Data records:
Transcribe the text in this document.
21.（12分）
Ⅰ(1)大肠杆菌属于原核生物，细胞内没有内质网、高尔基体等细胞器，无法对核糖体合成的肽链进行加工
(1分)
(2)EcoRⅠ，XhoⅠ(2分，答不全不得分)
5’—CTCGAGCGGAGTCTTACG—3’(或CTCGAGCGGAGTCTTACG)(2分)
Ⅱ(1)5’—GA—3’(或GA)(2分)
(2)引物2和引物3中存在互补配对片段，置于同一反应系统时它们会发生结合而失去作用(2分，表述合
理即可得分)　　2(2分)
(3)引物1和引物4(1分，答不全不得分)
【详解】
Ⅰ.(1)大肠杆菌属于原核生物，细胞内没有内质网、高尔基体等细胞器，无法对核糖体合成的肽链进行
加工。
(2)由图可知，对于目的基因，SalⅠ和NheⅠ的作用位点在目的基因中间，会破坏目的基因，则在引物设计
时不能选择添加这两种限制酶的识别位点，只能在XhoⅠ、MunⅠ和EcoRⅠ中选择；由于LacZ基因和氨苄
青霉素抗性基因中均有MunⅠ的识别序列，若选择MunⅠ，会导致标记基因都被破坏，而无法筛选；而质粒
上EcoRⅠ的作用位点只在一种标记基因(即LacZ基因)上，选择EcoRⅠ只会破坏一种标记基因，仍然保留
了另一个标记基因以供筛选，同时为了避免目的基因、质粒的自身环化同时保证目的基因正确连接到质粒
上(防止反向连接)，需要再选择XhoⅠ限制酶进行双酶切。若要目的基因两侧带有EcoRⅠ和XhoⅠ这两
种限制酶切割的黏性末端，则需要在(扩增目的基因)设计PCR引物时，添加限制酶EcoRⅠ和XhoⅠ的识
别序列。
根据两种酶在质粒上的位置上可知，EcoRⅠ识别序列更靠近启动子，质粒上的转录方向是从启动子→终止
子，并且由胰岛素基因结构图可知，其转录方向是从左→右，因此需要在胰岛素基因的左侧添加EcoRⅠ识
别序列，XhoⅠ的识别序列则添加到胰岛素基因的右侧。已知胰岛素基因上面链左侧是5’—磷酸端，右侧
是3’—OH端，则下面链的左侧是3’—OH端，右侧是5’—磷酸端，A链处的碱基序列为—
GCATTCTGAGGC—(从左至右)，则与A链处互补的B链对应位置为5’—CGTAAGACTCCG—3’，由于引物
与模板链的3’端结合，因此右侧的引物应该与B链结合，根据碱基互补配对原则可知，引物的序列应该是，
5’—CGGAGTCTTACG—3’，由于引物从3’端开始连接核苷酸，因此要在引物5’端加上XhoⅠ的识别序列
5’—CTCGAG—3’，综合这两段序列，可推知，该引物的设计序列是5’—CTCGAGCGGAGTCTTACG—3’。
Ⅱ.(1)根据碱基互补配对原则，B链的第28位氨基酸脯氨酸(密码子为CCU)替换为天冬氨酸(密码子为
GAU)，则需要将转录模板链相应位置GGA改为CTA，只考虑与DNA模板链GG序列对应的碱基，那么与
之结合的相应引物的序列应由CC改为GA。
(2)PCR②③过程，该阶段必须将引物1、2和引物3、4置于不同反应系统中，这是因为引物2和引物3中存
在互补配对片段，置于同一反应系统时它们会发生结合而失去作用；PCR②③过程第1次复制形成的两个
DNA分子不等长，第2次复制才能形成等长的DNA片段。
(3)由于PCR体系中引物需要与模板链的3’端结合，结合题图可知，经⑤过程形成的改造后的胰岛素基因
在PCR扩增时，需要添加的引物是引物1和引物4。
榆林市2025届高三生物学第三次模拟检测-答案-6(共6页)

**Problem to solve:**
Go through the entries and repeat each one exactly.

**Task output:**
Transcribe the text in this document.
21.（12分）
Ⅰ(1)大肠杆菌属于原核生物，细胞内没有内质网、高尔基体等细胞器，无法对核糖体合成的肽链进行加工
(1分)
(2)EcoRⅠ，XhoⅠ(2分，答不全不得分)
5’—CTCGAGCGGAGTCTTACG—3’(或CTCGAGCGGAGTCTTACG)(2分)
Ⅱ(1)5’—GA—3’(或GA)(2分)
(2)引物2和引物3中存在互补配对片段，置于同一反应系统时它们会发生结合而失去作用(2分，表述合
理即可得分)　　2(2分)
(3)引物1和引物4(1分，答不全不得分)
【详解】
Ⅰ.(1)大肠杆菌属于原核生物，细胞内没有内质网、高尔基体等细胞器，无法对核糖体合成的肽链进行
加工。
(2)由图可知，对于目的基因，SalⅠ和NheⅠ的作用位点在目的基因中间，会破坏目的基因，则在引物设计
时不能选择添加这两种限制酶的识别位点，只能在XhoⅠ、MunⅠ和EcoRⅠ中选择；由于LacZ基因和氨苄
青霉素抗性基因中均有MunⅠ的识别序列，若选择MunⅠ，会导致标记基因都被破坏，而无法筛选；而质粒
上EcoRⅠ的作用位点只在一种标记基因(即LacZ基因)上，选择EcoRⅠ只会破坏一种标记基因，仍然保留
了另一个标记基因以供筛选，同时为了避免目的基因、质粒的自身环化同时保证目的基因正确连接到质粒
上(防止反向连接)，需要再选择XhoⅠ限制酶进行双酶切。若要目的基因两侧带有EcoRⅠ和XhoⅠ这两
种限制酶切割的黏性末端，则需要在(扩增目的基因)设计PCR引物时，添加限制酶EcoRⅠ和XhoⅠ的识
别序列。
根据两种酶在质粒上的位置上可知，EcoRⅠ识别序列更靠近启动子，质粒上的转录方向是从启动子→终止
子，并且由胰岛素基因结构图可知，其转录方向是从左→右，因此需要在胰岛素基因的左侧添加EcoRⅠ识
别序列，XhoⅠ的识别序列则添加到胰岛素基因的右侧。已知胰岛素基因上面链左侧是5’—磷酸端，右侧
是3’—OH端，则下面链的左侧是3’—OH端，右侧是5’—磷酸端，A链处的碱基序列为—
GCATTCTGAGGC—(从左至右)，则与A链处互补的B链对应位置为5’—CGTAAGACTCCG—3’，由于引物
与模板链的3’端结合，因此右侧的引物应该与B链结合，根据碱基互补配对原则可知，引物的序列应该是，
5’—CGGAGTCTTACG—3’，由于引物从3’端开始连接核苷酸，因此要在引物5’端加上XhoⅠ的识别序列
5’—CTCGAG—3’，综合这两段序列，可推知，该引物的设计序列是5’—CTCGAGCGGAGTCTTACG—3’。
Ⅱ.(1)根据碱基互补配对原则，B链的第28位氨基酸脯氨酸(密码子为CCU)替换为天冬氨酸(密码子为
GAU)，则需要将转录模板链相应位置GGA改为CTA，只考虑与DNA模板链GG序列对应的碱基，那么与
之结合的相应引物的序列应由CC改为GA。
(2)PCR②③过程，该阶段必须将引物1、2和引物3、4置于不同反应系统中，这是因为引物2和引物3中存
在互补配对片段，置于同一反应系统时它们会发生结合而失去作用；PCR②③过程第1次复制形成的两个
DNA分子不等长，第2次复制才能形成等长的DNA片段。
(3)由于PCR体系中引物需要与模板链的3’端结合，结合题图可知，经⑤过程形成的改造后的胰岛素基因
在PCR扩增时，需要添加的引物是引物1和引物4。
榆林市2025届高三生物学第三次模拟检测-答案-6(共6页)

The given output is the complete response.